BEGIN INPUT FOR THIS TASK
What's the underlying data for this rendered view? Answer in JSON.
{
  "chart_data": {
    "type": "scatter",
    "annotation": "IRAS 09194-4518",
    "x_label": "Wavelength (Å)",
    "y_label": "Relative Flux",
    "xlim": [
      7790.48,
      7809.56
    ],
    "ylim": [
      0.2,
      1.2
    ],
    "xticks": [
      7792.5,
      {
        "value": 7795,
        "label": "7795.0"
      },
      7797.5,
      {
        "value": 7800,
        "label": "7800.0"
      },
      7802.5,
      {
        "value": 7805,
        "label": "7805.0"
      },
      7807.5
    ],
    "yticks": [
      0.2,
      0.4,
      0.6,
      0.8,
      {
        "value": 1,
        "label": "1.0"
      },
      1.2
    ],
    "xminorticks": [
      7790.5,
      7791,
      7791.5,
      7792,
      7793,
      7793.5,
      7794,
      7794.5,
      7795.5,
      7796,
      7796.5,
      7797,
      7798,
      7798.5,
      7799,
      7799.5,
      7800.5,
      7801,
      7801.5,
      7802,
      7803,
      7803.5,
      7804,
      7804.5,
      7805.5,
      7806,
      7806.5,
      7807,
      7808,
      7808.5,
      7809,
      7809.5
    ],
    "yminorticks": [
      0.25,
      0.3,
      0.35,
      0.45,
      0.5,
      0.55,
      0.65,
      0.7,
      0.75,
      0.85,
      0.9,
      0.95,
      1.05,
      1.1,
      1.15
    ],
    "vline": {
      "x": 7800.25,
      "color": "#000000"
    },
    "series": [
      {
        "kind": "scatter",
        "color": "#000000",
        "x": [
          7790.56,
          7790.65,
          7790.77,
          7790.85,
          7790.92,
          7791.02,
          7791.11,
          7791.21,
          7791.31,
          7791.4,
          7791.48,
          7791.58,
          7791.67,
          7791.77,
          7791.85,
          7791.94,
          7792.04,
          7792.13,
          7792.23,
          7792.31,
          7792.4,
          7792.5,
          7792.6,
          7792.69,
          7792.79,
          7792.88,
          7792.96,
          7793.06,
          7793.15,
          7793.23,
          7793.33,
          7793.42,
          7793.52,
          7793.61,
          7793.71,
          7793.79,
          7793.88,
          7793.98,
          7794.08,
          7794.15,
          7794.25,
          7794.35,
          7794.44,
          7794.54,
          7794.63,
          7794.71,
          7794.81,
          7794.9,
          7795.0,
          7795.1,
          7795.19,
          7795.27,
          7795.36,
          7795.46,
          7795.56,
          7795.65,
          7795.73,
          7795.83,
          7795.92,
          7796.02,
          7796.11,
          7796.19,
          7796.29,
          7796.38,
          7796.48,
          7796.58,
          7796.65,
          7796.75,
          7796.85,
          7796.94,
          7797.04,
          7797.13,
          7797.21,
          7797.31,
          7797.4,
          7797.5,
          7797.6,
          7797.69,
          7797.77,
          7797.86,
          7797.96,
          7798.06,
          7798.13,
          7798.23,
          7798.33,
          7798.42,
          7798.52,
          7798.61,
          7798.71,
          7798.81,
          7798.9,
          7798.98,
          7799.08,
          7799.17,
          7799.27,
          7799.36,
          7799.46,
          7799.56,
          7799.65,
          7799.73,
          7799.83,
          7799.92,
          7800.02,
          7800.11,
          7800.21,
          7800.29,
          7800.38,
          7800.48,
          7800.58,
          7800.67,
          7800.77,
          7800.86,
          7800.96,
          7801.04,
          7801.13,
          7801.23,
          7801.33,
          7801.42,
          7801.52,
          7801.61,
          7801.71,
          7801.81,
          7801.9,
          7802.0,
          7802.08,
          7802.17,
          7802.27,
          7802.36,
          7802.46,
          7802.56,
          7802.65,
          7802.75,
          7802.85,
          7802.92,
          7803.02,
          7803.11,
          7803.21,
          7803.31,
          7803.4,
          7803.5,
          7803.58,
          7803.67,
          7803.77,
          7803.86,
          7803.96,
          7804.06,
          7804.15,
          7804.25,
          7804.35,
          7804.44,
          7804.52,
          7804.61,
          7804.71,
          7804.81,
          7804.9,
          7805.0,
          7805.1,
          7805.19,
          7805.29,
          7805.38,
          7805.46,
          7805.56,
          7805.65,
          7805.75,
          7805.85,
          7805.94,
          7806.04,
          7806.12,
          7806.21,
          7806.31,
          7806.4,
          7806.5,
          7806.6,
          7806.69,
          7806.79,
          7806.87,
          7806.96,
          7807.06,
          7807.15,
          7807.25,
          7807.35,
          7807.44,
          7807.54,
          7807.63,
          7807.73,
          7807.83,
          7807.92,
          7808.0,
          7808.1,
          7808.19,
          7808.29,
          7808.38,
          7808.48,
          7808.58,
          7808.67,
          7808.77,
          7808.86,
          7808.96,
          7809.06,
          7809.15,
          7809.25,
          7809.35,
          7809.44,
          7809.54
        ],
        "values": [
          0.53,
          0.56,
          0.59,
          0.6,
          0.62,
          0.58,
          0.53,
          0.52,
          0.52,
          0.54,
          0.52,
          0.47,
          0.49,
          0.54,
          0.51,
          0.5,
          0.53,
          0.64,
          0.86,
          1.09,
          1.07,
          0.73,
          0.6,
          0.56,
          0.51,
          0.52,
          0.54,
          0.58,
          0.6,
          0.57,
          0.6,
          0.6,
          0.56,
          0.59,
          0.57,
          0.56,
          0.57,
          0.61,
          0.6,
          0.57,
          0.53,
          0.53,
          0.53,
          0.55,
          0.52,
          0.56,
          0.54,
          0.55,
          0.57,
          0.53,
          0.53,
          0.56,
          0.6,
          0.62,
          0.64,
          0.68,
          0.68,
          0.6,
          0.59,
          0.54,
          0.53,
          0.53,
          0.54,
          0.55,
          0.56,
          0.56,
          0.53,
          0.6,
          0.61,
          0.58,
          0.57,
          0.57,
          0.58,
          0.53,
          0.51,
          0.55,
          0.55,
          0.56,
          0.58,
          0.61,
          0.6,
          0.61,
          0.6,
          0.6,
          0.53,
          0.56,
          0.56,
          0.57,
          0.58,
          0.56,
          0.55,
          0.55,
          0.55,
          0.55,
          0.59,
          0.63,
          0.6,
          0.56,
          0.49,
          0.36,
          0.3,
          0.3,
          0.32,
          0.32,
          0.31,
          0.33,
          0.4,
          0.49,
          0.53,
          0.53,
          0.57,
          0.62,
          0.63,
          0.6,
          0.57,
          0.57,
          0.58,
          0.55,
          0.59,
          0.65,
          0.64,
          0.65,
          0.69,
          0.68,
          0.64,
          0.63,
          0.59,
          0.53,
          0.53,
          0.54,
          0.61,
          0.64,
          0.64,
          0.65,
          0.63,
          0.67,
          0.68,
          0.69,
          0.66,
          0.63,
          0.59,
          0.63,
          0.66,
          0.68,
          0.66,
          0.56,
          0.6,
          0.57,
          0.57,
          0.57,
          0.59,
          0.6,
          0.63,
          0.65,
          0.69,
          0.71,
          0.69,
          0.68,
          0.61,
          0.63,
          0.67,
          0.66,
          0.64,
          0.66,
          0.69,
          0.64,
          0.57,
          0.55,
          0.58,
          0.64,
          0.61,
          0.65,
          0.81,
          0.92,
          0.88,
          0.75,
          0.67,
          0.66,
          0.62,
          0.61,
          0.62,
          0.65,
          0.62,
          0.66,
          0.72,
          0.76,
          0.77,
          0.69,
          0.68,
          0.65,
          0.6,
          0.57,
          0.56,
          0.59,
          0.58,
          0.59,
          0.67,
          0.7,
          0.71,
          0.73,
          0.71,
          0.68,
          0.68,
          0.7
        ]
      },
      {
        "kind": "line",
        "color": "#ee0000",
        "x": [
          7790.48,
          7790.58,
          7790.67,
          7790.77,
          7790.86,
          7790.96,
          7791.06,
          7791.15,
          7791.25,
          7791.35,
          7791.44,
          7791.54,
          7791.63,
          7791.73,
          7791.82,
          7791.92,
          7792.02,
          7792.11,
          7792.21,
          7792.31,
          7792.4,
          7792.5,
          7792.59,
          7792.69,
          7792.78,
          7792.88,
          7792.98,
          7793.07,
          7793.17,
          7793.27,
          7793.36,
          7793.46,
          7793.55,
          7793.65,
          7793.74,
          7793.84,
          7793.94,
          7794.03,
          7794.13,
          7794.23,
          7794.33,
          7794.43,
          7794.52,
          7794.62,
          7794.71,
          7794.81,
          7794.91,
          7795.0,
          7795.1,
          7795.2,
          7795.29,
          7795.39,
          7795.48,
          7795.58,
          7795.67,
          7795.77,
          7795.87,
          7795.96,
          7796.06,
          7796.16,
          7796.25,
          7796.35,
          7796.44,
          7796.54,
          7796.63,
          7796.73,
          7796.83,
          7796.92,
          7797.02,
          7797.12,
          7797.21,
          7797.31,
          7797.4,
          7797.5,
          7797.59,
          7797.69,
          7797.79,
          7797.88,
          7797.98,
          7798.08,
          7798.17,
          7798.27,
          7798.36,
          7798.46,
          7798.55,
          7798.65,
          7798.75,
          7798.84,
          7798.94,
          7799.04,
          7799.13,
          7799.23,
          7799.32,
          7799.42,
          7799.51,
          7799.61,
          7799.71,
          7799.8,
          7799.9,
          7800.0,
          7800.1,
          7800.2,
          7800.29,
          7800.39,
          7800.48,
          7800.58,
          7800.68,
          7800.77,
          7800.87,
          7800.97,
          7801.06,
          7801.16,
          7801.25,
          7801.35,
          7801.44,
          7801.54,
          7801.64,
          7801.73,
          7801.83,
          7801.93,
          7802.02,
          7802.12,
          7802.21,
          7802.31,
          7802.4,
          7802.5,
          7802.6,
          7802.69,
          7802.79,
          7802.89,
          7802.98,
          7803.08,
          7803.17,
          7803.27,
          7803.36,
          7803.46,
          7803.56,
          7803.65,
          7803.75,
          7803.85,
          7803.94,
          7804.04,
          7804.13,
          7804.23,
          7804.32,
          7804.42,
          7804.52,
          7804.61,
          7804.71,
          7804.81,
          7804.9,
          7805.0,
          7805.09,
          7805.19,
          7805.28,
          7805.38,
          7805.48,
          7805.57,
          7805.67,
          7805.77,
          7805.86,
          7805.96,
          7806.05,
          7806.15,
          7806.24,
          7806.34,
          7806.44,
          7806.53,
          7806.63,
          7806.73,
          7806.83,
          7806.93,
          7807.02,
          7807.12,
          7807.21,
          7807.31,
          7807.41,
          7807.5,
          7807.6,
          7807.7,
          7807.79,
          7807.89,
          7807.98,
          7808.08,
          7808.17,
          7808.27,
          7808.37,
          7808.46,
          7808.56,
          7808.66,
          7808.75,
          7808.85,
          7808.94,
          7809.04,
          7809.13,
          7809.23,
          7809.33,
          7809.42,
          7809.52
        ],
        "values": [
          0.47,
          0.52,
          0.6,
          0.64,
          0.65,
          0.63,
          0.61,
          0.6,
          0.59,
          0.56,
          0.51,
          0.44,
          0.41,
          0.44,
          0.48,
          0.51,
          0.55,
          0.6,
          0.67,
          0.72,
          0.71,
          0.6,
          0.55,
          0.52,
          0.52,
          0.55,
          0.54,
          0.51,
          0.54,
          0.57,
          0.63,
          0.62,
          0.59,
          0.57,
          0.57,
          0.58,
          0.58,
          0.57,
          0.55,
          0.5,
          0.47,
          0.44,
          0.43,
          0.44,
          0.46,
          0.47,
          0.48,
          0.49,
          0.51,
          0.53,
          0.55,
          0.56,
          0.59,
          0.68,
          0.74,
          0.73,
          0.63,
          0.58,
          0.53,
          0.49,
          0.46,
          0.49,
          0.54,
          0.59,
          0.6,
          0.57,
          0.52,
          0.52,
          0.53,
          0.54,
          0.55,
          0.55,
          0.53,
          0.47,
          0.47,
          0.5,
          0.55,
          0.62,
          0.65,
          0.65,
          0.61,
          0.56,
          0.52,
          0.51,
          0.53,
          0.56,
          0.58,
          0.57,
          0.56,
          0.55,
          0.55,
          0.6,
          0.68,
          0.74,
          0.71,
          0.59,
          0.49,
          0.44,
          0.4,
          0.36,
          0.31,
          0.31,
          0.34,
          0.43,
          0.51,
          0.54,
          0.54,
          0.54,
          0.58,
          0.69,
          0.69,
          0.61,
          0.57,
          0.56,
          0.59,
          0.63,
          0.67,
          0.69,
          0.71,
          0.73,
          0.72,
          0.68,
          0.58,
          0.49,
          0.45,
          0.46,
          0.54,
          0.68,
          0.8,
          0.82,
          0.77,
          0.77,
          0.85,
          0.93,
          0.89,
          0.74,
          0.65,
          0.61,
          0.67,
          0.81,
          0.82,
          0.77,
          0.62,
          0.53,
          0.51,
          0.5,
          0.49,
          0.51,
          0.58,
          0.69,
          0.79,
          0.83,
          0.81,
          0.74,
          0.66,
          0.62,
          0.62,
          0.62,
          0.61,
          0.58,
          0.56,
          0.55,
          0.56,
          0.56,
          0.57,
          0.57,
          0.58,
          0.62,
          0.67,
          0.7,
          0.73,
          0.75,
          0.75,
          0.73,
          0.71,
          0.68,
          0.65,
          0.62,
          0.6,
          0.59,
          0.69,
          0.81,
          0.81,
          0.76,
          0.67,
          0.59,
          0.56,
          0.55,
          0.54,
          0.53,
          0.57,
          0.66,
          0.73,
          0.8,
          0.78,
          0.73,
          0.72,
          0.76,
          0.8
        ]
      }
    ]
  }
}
END INPUT FOR THIS TASK
§ WHAT IS EXPECTED
Each line holding "color" must be found and copied.

§ TASK RESPONSE
      "color": "#000000"
        "color": "#000000",
        "color": "#ee0000",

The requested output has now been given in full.